------ SUPPLIED MATERIAL

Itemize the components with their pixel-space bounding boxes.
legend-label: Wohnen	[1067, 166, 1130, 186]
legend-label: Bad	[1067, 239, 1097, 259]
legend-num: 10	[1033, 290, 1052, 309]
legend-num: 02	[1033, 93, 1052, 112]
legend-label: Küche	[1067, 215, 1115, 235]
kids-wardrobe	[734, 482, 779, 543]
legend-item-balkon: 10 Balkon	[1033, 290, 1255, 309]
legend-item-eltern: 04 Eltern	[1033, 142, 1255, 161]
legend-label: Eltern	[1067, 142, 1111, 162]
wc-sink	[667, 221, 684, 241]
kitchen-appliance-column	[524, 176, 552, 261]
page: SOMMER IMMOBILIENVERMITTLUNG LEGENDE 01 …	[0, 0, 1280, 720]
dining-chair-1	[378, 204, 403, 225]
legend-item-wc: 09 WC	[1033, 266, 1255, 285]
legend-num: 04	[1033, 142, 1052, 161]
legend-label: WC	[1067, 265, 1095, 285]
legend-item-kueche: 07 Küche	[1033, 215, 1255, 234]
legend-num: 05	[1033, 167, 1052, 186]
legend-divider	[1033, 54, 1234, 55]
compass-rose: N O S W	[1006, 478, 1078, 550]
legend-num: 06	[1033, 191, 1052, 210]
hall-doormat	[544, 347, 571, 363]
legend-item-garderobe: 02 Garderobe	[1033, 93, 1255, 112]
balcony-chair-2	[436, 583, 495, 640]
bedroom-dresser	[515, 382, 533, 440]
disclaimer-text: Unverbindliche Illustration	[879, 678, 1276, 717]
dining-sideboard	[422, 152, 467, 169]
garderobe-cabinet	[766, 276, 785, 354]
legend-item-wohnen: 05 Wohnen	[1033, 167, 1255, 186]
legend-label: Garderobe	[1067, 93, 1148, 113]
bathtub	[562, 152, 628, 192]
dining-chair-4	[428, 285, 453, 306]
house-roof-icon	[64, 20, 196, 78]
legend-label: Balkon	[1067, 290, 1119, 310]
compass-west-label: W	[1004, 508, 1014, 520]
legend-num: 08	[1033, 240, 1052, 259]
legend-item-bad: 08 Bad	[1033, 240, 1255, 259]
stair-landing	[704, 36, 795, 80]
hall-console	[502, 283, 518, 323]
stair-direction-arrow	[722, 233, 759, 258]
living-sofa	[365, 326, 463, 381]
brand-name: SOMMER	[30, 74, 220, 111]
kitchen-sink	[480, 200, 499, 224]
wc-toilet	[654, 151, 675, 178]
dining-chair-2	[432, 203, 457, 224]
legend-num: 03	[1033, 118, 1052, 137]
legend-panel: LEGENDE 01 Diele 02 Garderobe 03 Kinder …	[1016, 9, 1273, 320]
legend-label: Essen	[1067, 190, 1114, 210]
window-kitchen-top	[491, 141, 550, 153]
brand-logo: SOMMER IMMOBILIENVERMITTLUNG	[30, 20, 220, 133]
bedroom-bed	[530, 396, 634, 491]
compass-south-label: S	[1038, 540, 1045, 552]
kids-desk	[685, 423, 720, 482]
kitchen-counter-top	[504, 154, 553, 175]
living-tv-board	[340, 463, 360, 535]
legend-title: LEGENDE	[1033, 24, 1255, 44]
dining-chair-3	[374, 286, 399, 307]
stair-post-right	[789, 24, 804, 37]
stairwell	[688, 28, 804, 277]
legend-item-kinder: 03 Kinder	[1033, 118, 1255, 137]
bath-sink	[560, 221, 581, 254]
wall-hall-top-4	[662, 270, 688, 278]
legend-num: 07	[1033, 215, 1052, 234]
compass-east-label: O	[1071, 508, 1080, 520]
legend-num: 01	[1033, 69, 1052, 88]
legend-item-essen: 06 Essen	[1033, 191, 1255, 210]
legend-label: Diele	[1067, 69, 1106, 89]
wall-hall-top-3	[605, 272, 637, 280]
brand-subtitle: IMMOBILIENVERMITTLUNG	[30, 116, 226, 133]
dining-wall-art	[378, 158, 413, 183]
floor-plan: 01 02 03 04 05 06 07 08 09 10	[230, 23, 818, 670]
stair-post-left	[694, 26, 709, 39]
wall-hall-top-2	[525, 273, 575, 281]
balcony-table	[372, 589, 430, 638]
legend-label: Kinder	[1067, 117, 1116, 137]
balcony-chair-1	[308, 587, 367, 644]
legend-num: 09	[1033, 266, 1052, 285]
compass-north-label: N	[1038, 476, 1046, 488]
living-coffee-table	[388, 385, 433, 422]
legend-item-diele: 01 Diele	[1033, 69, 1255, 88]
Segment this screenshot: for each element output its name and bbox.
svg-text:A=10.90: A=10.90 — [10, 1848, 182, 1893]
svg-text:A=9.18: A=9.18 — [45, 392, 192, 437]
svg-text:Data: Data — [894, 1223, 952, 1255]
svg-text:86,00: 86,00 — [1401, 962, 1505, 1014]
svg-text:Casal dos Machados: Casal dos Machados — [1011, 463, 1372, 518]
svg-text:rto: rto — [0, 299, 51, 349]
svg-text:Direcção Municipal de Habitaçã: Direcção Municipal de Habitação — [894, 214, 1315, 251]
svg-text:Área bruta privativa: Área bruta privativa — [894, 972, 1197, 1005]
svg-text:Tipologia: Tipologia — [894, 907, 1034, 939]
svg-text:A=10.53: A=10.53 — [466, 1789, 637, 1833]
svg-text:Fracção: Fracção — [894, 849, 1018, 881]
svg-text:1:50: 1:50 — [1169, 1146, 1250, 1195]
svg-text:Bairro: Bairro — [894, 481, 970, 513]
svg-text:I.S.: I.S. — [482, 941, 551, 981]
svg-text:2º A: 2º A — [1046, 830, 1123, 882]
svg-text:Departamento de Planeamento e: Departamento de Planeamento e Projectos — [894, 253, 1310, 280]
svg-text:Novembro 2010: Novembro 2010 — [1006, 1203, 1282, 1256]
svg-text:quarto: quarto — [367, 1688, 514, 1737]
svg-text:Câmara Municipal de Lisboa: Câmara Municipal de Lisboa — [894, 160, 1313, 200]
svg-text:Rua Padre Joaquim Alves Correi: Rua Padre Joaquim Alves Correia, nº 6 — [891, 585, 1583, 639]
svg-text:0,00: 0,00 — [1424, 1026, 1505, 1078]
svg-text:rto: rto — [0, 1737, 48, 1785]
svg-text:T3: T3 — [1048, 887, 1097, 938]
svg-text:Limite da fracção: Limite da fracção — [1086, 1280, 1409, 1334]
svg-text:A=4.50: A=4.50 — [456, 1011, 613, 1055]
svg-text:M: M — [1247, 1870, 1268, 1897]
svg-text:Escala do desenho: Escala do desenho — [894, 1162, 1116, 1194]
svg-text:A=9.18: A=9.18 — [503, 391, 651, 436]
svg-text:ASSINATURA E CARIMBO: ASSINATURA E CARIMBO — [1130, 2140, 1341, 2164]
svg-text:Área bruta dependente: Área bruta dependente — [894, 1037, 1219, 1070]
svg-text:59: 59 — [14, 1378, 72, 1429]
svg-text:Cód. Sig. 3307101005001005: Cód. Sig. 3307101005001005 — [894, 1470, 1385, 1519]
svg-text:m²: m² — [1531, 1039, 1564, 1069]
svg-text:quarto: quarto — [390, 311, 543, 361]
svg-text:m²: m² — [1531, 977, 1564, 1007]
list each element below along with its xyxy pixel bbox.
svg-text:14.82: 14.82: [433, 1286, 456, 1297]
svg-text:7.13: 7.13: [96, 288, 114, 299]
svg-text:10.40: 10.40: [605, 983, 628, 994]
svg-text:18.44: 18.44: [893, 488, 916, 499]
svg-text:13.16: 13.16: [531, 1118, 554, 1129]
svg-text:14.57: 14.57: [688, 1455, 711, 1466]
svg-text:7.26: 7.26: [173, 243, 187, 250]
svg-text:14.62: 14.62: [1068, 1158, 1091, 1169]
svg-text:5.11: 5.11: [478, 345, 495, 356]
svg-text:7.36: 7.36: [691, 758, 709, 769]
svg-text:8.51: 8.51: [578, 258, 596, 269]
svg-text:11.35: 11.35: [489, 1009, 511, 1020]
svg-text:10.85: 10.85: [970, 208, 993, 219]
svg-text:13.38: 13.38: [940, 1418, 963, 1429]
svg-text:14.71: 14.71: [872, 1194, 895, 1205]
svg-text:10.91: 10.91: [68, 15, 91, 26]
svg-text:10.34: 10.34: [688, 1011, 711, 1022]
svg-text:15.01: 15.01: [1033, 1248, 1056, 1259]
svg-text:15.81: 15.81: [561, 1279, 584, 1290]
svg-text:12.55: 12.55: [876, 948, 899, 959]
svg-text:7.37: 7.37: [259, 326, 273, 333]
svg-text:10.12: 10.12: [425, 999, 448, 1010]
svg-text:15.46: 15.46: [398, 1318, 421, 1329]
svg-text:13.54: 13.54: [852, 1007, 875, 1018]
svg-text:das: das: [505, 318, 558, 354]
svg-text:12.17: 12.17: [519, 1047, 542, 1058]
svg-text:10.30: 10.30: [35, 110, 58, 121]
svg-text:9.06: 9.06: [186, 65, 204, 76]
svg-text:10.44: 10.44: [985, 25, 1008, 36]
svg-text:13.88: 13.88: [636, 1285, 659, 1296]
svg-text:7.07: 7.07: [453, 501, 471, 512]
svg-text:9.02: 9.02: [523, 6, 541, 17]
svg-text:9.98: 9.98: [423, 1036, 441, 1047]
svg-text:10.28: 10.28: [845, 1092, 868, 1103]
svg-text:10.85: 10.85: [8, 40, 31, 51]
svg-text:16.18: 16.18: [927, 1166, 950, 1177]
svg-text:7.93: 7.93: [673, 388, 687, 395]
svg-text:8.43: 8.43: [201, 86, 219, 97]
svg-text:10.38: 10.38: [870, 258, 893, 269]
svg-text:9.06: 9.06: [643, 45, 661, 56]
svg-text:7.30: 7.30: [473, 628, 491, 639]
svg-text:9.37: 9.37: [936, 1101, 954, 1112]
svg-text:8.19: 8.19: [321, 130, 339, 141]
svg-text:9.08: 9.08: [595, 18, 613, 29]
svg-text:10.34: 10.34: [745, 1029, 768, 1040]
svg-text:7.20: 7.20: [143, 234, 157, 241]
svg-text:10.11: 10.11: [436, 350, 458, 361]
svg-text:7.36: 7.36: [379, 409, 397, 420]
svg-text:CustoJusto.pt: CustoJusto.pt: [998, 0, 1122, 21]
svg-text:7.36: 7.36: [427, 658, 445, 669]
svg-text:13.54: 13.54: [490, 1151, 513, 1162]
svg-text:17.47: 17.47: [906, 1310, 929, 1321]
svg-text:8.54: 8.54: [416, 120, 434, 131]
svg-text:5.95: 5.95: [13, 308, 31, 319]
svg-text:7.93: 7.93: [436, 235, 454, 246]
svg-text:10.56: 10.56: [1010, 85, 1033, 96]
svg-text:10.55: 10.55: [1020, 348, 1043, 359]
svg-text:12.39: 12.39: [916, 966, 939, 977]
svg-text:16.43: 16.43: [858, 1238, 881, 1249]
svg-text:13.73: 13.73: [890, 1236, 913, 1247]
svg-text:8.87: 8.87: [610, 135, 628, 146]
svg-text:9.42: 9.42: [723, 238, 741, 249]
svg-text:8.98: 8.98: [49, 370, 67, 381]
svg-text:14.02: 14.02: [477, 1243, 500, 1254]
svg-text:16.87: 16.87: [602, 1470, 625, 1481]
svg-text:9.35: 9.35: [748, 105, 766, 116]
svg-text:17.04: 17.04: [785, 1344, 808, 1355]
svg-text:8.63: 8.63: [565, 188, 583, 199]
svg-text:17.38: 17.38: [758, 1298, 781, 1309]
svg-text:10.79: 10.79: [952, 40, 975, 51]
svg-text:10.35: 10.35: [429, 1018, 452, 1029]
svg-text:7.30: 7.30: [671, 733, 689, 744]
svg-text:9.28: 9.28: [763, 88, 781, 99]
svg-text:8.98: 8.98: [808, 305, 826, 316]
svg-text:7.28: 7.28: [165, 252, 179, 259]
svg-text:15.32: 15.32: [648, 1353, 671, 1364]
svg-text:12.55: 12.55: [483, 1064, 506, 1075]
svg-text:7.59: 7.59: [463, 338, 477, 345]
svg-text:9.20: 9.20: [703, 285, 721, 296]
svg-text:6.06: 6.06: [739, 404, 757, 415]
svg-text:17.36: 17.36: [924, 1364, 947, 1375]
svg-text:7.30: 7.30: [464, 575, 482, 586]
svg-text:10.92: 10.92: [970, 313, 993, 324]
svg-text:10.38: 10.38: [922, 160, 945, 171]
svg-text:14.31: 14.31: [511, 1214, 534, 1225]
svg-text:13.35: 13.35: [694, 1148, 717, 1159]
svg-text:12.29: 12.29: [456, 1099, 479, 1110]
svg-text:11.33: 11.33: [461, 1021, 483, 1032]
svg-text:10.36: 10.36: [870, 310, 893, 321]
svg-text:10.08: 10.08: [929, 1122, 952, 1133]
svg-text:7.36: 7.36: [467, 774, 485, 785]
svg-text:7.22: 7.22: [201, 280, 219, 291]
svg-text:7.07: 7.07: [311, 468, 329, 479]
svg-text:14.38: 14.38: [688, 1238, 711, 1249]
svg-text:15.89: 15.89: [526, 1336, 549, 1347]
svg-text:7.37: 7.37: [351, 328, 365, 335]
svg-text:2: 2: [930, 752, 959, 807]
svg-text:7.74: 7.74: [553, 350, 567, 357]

------------

WHAT YOU ARE ASKED TO DO: Reproduce the listing above verbatim, from its very first line through the line that contains "347, 571, 363]", and include that final line.

SOLUTION FOR THIS TASK:
Itemize the components with their pixel-space bounding boxes.
legend-label: Wohnen	[1067, 166, 1130, 186]
legend-label: Bad	[1067, 239, 1097, 259]
legend-num: 10	[1033, 290, 1052, 309]
legend-num: 02	[1033, 93, 1052, 112]
legend-label: Küche	[1067, 215, 1115, 235]
kids-wardrobe	[734, 482, 779, 543]
legend-item-balkon: 10 Balkon	[1033, 290, 1255, 309]
legend-item-eltern: 04 Eltern	[1033, 142, 1255, 161]
legend-label: Eltern	[1067, 142, 1111, 162]
wc-sink	[667, 221, 684, 241]
kitchen-appliance-column	[524, 176, 552, 261]
page: SOMMER IMMOBILIENVERMITTLUNG LEGENDE 01 …	[0, 0, 1280, 720]
dining-chair-1	[378, 204, 403, 225]
legend-item-wc: 09 WC	[1033, 266, 1255, 285]
legend-num: 04	[1033, 142, 1052, 161]
legend-label: WC	[1067, 265, 1095, 285]
legend-item-kueche: 07 Küche	[1033, 215, 1255, 234]
legend-num: 05	[1033, 167, 1052, 186]
legend-divider	[1033, 54, 1234, 55]
compass-rose: N O S W	[1006, 478, 1078, 550]
legend-num: 06	[1033, 191, 1052, 210]
hall-doormat	[544, 347, 571, 363]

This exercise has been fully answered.